-- Exercise material --
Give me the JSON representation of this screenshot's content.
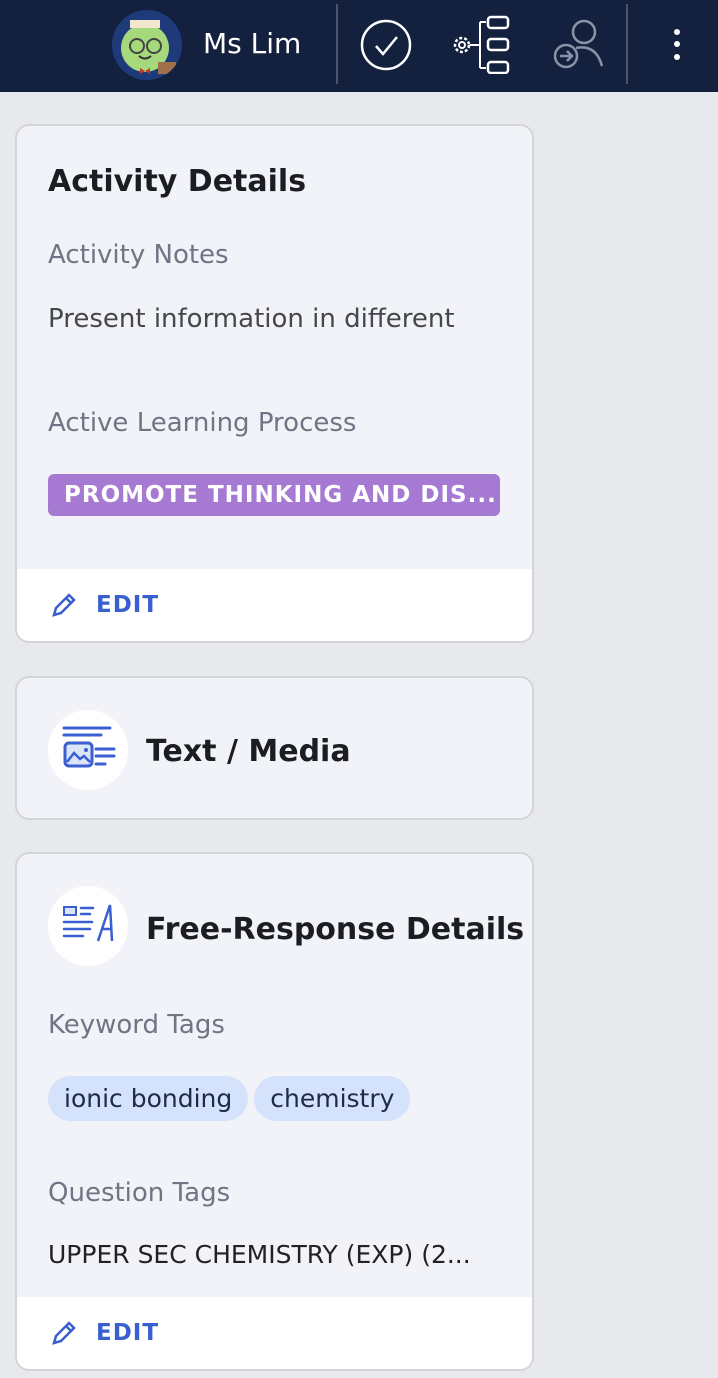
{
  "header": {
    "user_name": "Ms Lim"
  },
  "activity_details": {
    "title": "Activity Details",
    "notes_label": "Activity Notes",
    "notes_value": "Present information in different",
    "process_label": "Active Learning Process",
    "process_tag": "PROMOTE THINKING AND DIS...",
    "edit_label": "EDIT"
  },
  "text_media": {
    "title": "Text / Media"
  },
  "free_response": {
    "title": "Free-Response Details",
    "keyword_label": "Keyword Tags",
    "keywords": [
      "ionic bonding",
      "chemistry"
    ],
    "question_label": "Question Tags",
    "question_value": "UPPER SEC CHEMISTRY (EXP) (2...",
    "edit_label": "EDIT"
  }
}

-- Stated task --
Output all of the data exactly as it stands, minus any images.

-- Answer to the exercise --
Give me the JSON representation of this screenshot's content.
{
  "header": {
    "user_name": "Ms Lim"
  },
  "activity_details": {
    "title": "Activity Details",
    "notes_label": "Activity Notes",
    "notes_value": "Present information in different",
    "process_label": "Active Learning Process",
    "process_tag": "PROMOTE THINKING AND DIS...",
    "edit_label": "EDIT"
  },
  "text_media": {
    "title": "Text / Media"
  },
  "free_response": {
    "title": "Free-Response Details",
    "keyword_label": "Keyword Tags",
    "keywords": [
      "ionic bonding",
      "chemistry"
    ],
    "question_label": "Question Tags",
    "question_value": "UPPER SEC CHEMISTRY (EXP) (2...",
    "edit_label": "EDIT"
  }
}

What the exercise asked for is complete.